+++ Records supplied +++

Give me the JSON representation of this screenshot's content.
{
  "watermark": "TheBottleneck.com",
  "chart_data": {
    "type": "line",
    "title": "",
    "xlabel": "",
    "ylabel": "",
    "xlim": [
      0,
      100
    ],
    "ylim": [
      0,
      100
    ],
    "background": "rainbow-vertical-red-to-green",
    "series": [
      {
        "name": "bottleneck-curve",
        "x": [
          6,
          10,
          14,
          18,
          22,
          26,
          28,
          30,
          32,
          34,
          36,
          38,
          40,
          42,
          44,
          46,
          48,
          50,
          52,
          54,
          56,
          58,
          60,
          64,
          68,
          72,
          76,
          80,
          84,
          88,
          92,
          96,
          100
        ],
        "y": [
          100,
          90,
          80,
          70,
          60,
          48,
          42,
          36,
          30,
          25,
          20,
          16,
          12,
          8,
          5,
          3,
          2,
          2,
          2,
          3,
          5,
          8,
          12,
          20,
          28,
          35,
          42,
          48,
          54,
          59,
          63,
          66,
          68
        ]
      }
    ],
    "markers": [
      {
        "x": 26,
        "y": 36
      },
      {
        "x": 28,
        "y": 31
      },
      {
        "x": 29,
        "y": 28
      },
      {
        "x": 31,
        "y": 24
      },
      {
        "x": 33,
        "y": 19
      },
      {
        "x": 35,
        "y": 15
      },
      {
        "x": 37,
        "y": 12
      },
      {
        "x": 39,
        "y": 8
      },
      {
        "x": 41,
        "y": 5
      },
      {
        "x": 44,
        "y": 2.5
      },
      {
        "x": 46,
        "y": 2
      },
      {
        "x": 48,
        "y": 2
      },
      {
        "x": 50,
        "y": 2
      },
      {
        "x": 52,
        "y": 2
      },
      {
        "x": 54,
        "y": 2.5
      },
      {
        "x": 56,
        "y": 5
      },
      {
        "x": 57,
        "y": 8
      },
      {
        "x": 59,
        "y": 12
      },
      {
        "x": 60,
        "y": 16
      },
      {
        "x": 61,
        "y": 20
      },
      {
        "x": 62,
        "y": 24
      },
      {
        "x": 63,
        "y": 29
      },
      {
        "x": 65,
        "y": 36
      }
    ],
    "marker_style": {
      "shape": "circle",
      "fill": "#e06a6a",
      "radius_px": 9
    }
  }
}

+++

Problem details: Every entry above should be retyped exactly as shown.

Result:
Give me the JSON representation of this screenshot's content.
{
  "watermark": "TheBottleneck.com",
  "chart_data": {
    "type": "line",
    "title": "",
    "xlabel": "",
    "ylabel": "",
    "xlim": [
      0,
      100
    ],
    "ylim": [
      0,
      100
    ],
    "background": "rainbow-vertical-red-to-green",
    "series": [
      {
        "name": "bottleneck-curve",
        "x": [
          6,
          10,
          14,
          18,
          22,
          26,
          28,
          30,
          32,
          34,
          36,
          38,
          40,
          42,
          44,
          46,
          48,
          50,
          52,
          54,
          56,
          58,
          60,
          64,
          68,
          72,
          76,
          80,
          84,
          88,
          92,
          96,
          100
        ],
        "y": [
          100,
          90,
          80,
          70,
          60,
          48,
          42,
          36,
          30,
          25,
          20,
          16,
          12,
          8,
          5,
          3,
          2,
          2,
          2,
          3,
          5,
          8,
          12,
          20,
          28,
          35,
          42,
          48,
          54,
          59,
          63,
          66,
          68
        ]
      }
    ],
    "markers": [
      {
        "x": 26,
        "y": 36
      },
      {
        "x": 28,
        "y": 31
      },
      {
        "x": 29,
        "y": 28
      },
      {
        "x": 31,
        "y": 24
      },
      {
        "x": 33,
        "y": 19
      },
      {
        "x": 35,
        "y": 15
      },
      {
        "x": 37,
        "y": 12
      },
      {
        "x": 39,
        "y": 8
      },
      {
        "x": 41,
        "y": 5
      },
      {
        "x": 44,
        "y": 2.5
      },
      {
        "x": 46,
        "y": 2
      },
      {
        "x": 48,
        "y": 2
      },
      {
        "x": 50,
        "y": 2
      },
      {
        "x": 52,
        "y": 2
      },
      {
        "x": 54,
        "y": 2.5
      },
      {
        "x": 56,
        "y": 5
      },
      {
        "x": 57,
        "y": 8
      },
      {
        "x": 59,
        "y": 12
      },
      {
        "x": 60,
        "y": 16
      },
      {
        "x": 61,
        "y": 20
      },
      {
        "x": 62,
        "y": 24
      },
      {
        "x": 63,
        "y": 29
      },
      {
        "x": 65,
        "y": 36
      }
    ],
    "marker_style": {
      "shape": "circle",
      "fill": "#e06a6a",
      "radius_px": 9
    }
  }
}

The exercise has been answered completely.